Copy every one of the rows below verbatim, leaving each line unchanged.

(Dataset records)
(begin)
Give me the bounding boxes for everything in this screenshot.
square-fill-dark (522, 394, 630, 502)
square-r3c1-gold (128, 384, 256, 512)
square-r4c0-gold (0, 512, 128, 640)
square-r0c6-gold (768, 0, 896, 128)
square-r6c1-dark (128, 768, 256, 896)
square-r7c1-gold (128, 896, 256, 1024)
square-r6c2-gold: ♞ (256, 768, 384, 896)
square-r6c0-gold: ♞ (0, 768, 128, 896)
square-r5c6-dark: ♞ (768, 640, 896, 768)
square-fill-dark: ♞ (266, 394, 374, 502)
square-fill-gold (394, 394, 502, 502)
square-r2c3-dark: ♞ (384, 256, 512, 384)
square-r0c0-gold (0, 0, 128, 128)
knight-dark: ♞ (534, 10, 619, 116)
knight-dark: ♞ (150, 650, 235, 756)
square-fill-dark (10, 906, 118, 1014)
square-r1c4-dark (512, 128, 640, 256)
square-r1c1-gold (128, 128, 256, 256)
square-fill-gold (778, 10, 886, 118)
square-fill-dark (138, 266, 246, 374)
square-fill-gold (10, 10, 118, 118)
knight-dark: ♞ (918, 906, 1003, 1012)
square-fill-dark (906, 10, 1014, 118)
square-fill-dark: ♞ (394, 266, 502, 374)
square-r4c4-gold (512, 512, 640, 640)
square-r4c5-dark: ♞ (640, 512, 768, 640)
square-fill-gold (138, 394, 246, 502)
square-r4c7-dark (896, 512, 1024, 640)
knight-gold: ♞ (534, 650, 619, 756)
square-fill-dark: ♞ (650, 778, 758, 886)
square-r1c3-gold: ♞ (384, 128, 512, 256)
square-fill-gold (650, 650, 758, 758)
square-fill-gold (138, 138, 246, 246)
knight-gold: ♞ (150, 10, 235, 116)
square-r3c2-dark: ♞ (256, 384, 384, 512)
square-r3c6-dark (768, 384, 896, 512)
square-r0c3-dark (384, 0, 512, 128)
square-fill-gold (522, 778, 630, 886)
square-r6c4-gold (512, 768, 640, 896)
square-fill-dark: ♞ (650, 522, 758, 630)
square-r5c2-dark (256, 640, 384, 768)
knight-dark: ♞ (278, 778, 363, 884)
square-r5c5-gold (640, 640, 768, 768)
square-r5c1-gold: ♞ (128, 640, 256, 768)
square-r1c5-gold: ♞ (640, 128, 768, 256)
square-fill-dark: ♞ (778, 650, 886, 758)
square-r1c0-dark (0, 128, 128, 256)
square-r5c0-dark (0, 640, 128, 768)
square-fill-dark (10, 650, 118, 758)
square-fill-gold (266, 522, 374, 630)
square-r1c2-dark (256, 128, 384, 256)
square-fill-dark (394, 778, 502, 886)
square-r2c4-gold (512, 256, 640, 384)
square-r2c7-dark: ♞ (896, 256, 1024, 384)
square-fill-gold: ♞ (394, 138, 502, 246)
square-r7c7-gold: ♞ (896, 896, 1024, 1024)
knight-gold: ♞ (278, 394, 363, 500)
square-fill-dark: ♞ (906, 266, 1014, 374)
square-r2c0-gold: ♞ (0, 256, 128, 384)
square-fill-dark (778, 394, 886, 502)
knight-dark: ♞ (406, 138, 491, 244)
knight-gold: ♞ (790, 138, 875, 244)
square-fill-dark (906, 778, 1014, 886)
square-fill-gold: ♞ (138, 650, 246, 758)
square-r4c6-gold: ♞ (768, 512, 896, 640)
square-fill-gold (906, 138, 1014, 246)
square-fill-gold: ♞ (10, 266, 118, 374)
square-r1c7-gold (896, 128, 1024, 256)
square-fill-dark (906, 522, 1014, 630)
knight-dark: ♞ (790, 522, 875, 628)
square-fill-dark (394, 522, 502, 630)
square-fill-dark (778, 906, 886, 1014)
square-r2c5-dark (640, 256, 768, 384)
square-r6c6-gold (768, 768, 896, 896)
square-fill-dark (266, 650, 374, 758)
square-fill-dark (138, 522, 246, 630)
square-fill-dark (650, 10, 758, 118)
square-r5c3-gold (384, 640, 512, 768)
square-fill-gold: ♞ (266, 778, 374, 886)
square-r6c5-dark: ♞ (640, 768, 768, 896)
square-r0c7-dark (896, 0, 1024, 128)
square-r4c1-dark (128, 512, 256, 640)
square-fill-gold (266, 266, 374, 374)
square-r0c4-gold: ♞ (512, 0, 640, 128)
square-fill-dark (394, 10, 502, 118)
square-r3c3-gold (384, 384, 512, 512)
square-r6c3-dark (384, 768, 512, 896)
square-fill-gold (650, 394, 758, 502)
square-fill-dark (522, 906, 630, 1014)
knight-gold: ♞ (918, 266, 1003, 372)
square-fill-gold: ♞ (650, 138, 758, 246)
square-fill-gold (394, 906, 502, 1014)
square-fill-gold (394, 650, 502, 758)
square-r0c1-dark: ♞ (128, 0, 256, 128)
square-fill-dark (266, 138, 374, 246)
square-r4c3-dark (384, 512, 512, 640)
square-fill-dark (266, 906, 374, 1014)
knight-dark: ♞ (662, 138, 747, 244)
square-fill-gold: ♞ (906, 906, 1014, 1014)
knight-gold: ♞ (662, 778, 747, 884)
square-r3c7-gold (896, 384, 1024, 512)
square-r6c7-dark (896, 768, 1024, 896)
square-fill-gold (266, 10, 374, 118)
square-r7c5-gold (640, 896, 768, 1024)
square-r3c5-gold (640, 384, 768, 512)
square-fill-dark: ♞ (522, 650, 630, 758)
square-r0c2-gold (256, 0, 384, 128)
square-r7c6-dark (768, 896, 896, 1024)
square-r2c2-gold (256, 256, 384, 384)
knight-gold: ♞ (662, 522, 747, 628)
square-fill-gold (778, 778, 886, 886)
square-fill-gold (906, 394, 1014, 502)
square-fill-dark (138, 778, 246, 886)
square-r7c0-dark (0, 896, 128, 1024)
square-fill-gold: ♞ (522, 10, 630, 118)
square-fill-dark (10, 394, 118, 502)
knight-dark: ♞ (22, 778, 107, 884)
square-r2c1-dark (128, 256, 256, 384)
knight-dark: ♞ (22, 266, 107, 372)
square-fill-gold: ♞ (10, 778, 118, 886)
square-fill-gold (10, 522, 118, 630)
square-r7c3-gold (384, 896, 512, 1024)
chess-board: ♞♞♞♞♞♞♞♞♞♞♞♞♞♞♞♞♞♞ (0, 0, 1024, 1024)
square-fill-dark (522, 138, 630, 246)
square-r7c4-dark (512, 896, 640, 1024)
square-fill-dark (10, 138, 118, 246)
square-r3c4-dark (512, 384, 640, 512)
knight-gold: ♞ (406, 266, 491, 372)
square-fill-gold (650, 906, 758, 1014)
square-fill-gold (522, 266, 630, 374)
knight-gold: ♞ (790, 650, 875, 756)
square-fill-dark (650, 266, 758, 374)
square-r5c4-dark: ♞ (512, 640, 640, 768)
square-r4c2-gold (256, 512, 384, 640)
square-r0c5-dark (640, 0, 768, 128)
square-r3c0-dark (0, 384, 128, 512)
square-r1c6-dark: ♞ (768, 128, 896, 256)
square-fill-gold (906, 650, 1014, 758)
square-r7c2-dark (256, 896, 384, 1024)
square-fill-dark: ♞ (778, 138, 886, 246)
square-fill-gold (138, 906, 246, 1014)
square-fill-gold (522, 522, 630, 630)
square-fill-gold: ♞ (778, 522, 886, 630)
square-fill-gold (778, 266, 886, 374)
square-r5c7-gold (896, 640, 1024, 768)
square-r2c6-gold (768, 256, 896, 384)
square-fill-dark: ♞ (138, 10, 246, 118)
(end)
_Answer_
Give me the bounding boxes for everything in this screenshot.
square-fill-dark (522, 394, 630, 502)
square-r3c1-gold (128, 384, 256, 512)
square-r4c0-gold (0, 512, 128, 640)
square-r0c6-gold (768, 0, 896, 128)
square-r6c1-dark (128, 768, 256, 896)
square-r7c1-gold (128, 896, 256, 1024)
square-r6c2-gold: ♞ (256, 768, 384, 896)
square-r6c0-gold: ♞ (0, 768, 128, 896)
square-r5c6-dark: ♞ (768, 640, 896, 768)
square-fill-dark: ♞ (266, 394, 374, 502)
square-fill-gold (394, 394, 502, 502)
square-r2c3-dark: ♞ (384, 256, 512, 384)
square-r0c0-gold (0, 0, 128, 128)
knight-dark: ♞ (534, 10, 619, 116)
knight-dark: ♞ (150, 650, 235, 756)
square-fill-dark (10, 906, 118, 1014)
square-r1c4-dark (512, 128, 640, 256)
square-r1c1-gold (128, 128, 256, 256)
square-fill-gold (778, 10, 886, 118)
square-fill-dark (138, 266, 246, 374)
square-fill-gold (10, 10, 118, 118)
knight-dark: ♞ (918, 906, 1003, 1012)
square-fill-dark (906, 10, 1014, 118)
square-fill-dark: ♞ (394, 266, 502, 374)
square-r4c4-gold (512, 512, 640, 640)
square-r4c5-dark: ♞ (640, 512, 768, 640)
square-fill-gold (138, 394, 246, 502)
square-r4c7-dark (896, 512, 1024, 640)
knight-gold: ♞ (534, 650, 619, 756)
square-fill-dark: ♞ (650, 778, 758, 886)
square-r1c3-gold: ♞ (384, 128, 512, 256)
square-fill-gold (650, 650, 758, 758)
square-fill-gold (138, 138, 246, 246)
knight-gold: ♞ (150, 10, 235, 116)
square-r3c2-dark: ♞ (256, 384, 384, 512)
square-r3c6-dark (768, 384, 896, 512)
square-r0c3-dark (384, 0, 512, 128)
square-fill-gold (522, 778, 630, 886)
square-r6c4-gold (512, 768, 640, 896)
square-fill-dark: ♞ (650, 522, 758, 630)
square-r5c2-dark (256, 640, 384, 768)
knight-dark: ♞ (278, 778, 363, 884)
square-r5c5-gold (640, 640, 768, 768)
square-r5c1-gold: ♞ (128, 640, 256, 768)
square-r1c5-gold: ♞ (640, 128, 768, 256)
square-fill-dark: ♞ (778, 650, 886, 758)
square-r1c0-dark (0, 128, 128, 256)
square-r5c0-dark (0, 640, 128, 768)
square-fill-dark (10, 650, 118, 758)
square-fill-gold (266, 522, 374, 630)
square-r1c2-dark (256, 128, 384, 256)
square-fill-dark (394, 778, 502, 886)
square-r2c4-gold (512, 256, 640, 384)
square-r2c7-dark: ♞ (896, 256, 1024, 384)
square-fill-gold: ♞ (394, 138, 502, 246)
square-r7c7-gold: ♞ (896, 896, 1024, 1024)
knight-gold: ♞ (278, 394, 363, 500)
square-fill-dark: ♞ (906, 266, 1014, 374)
square-r2c0-gold: ♞ (0, 256, 128, 384)
square-fill-dark (778, 394, 886, 502)
knight-dark: ♞ (406, 138, 491, 244)
knight-gold: ♞ (790, 138, 875, 244)
square-fill-dark (906, 778, 1014, 886)
square-fill-gold: ♞ (138, 650, 246, 758)
square-r4c6-gold: ♞ (768, 512, 896, 640)
square-fill-gold (906, 138, 1014, 246)
square-fill-gold: ♞ (10, 266, 118, 374)
square-r1c7-gold (896, 128, 1024, 256)
square-fill-dark (906, 522, 1014, 630)
knight-dark: ♞ (790, 522, 875, 628)
square-fill-dark (394, 522, 502, 630)
square-fill-dark (778, 906, 886, 1014)
square-r2c5-dark (640, 256, 768, 384)
square-r6c6-gold (768, 768, 896, 896)
square-fill-dark (266, 650, 374, 758)
square-fill-dark (138, 522, 246, 630)
square-fill-dark (650, 10, 758, 118)
square-r5c3-gold (384, 640, 512, 768)
square-fill-gold: ♞ (266, 778, 374, 886)
square-r6c5-dark: ♞ (640, 768, 768, 896)
square-r0c7-dark (896, 0, 1024, 128)
square-r4c1-dark (128, 512, 256, 640)
square-fill-gold (266, 266, 374, 374)
square-r0c4-gold: ♞ (512, 0, 640, 128)
square-fill-dark (394, 10, 502, 118)
square-r3c3-gold (384, 384, 512, 512)
square-r6c3-dark (384, 768, 512, 896)
square-fill-gold (650, 394, 758, 502)
square-fill-dark (522, 906, 630, 1014)
knight-gold: ♞ (918, 266, 1003, 372)
square-fill-gold: ♞ (650, 138, 758, 246)
square-fill-gold (394, 906, 502, 1014)
square-fill-gold (394, 650, 502, 758)
square-r0c1-dark: ♞ (128, 0, 256, 128)
square-fill-dark (266, 138, 374, 246)
square-r4c3-dark (384, 512, 512, 640)
square-fill-dark (266, 906, 374, 1014)
knight-dark: ♞ (662, 138, 747, 244)
square-fill-gold: ♞ (906, 906, 1014, 1014)
knight-gold: ♞ (662, 778, 747, 884)
square-r3c7-gold (896, 384, 1024, 512)
square-r6c7-dark (896, 768, 1024, 896)
square-fill-gold (266, 10, 374, 118)
square-r7c5-gold (640, 896, 768, 1024)
square-r3c5-gold (640, 384, 768, 512)
square-fill-dark: ♞ (522, 650, 630, 758)
square-r0c2-gold (256, 0, 384, 128)
square-r7c6-dark (768, 896, 896, 1024)
square-r2c2-gold (256, 256, 384, 384)
knight-gold: ♞ (662, 522, 747, 628)
square-fill-gold (778, 778, 886, 886)
square-fill-gold (906, 394, 1014, 502)
square-fill-dark (138, 778, 246, 886)
square-r7c0-dark (0, 896, 128, 1024)
square-fill-gold: ♞ (522, 10, 630, 118)
square-fill-dark (10, 394, 118, 502)
knight-dark: ♞ (22, 778, 107, 884)
square-r2c1-dark (128, 256, 256, 384)
knight-dark: ♞ (22, 266, 107, 372)
square-fill-gold: ♞ (10, 778, 118, 886)
square-fill-gold (10, 522, 118, 630)
square-r7c3-gold (384, 896, 512, 1024)
chess-board: ♞♞♞♞♞♞♞♞♞♞♞♞♞♞♞♞♞♞ (0, 0, 1024, 1024)
square-fill-dark (522, 138, 630, 246)
square-r7c4-dark (512, 896, 640, 1024)
square-fill-dark (10, 138, 118, 246)
square-r3c4-dark (512, 384, 640, 512)
knight-gold: ♞ (406, 266, 491, 372)
square-fill-gold (650, 906, 758, 1014)
square-fill-gold (522, 266, 630, 374)
knight-gold: ♞ (790, 650, 875, 756)
square-fill-dark (650, 266, 758, 374)
square-r5c4-dark: ♞ (512, 640, 640, 768)
square-r4c2-gold (256, 512, 384, 640)
square-r0c5-dark (640, 0, 768, 128)
square-r3c0-dark (0, 384, 128, 512)
square-r1c6-dark: ♞ (768, 128, 896, 256)
square-fill-gold (906, 650, 1014, 758)
square-r7c2-dark (256, 896, 384, 1024)
square-fill-dark: ♞ (778, 138, 886, 246)
square-fill-gold (138, 906, 246, 1014)
square-fill-gold (522, 522, 630, 630)
square-fill-gold: ♞ (778, 522, 886, 630)
square-fill-gold (778, 266, 886, 374)
square-r5c7-gold (896, 640, 1024, 768)
square-r2c6-gold (768, 256, 896, 384)
square-fill-dark: ♞ (138, 10, 246, 118)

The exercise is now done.